● TASK OBJECTIVE
Below are some records; repeat them all exactly, minus the pictures.

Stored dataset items
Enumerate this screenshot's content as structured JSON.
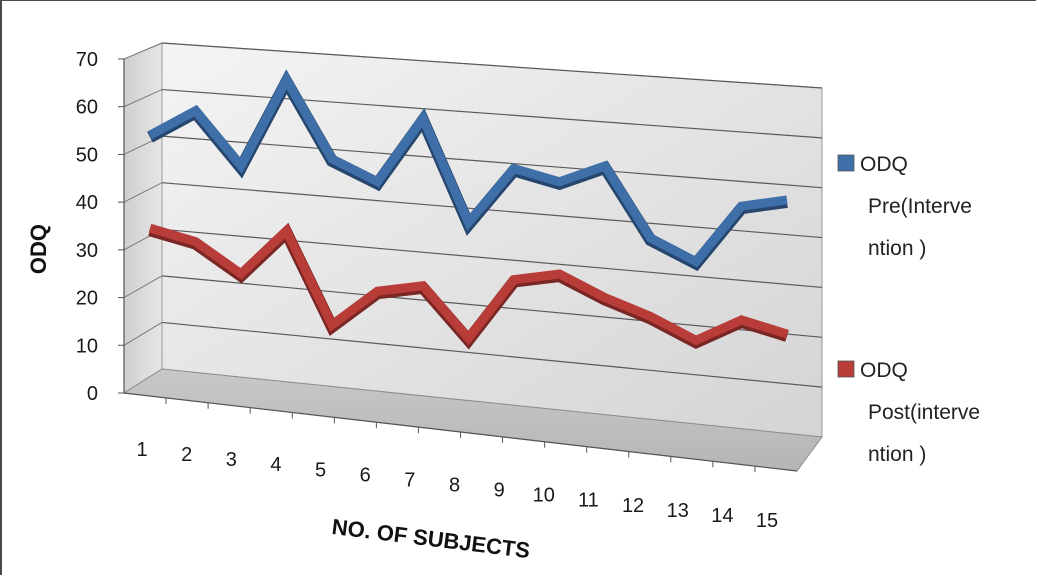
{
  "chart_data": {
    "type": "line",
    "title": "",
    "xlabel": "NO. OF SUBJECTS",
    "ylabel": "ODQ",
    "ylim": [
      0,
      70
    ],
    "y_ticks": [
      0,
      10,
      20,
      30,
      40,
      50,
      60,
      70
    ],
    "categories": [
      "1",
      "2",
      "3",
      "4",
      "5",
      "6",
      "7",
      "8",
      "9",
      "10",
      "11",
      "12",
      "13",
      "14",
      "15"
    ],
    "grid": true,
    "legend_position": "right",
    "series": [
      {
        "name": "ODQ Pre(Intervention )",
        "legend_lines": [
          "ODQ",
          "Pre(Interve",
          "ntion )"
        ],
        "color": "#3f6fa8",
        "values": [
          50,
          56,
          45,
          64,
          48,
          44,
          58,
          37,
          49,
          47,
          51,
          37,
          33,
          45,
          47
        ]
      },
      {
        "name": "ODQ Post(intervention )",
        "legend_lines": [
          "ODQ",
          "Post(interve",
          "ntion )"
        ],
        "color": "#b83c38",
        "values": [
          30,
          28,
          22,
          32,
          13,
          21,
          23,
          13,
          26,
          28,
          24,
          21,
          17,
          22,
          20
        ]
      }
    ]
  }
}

● ANSWER FOR THE TASK
Enumerate this screenshot's content as structured JSON.
{
  "chart_data": {
    "type": "line",
    "title": "",
    "xlabel": "NO. OF SUBJECTS",
    "ylabel": "ODQ",
    "ylim": [
      0,
      70
    ],
    "y_ticks": [
      0,
      10,
      20,
      30,
      40,
      50,
      60,
      70
    ],
    "categories": [
      "1",
      "2",
      "3",
      "4",
      "5",
      "6",
      "7",
      "8",
      "9",
      "10",
      "11",
      "12",
      "13",
      "14",
      "15"
    ],
    "grid": true,
    "legend_position": "right",
    "series": [
      {
        "name": "ODQ Pre(Intervention )",
        "legend_lines": [
          "ODQ",
          "Pre(Interve",
          "ntion )"
        ],
        "color": "#3f6fa8",
        "values": [
          50,
          56,
          45,
          64,
          48,
          44,
          58,
          37,
          49,
          47,
          51,
          37,
          33,
          45,
          47
        ]
      },
      {
        "name": "ODQ Post(intervention )",
        "legend_lines": [
          "ODQ",
          "Post(interve",
          "ntion )"
        ],
        "color": "#b83c38",
        "values": [
          30,
          28,
          22,
          32,
          13,
          21,
          23,
          13,
          26,
          28,
          24,
          21,
          17,
          22,
          20
        ]
      }
    ]
  }
}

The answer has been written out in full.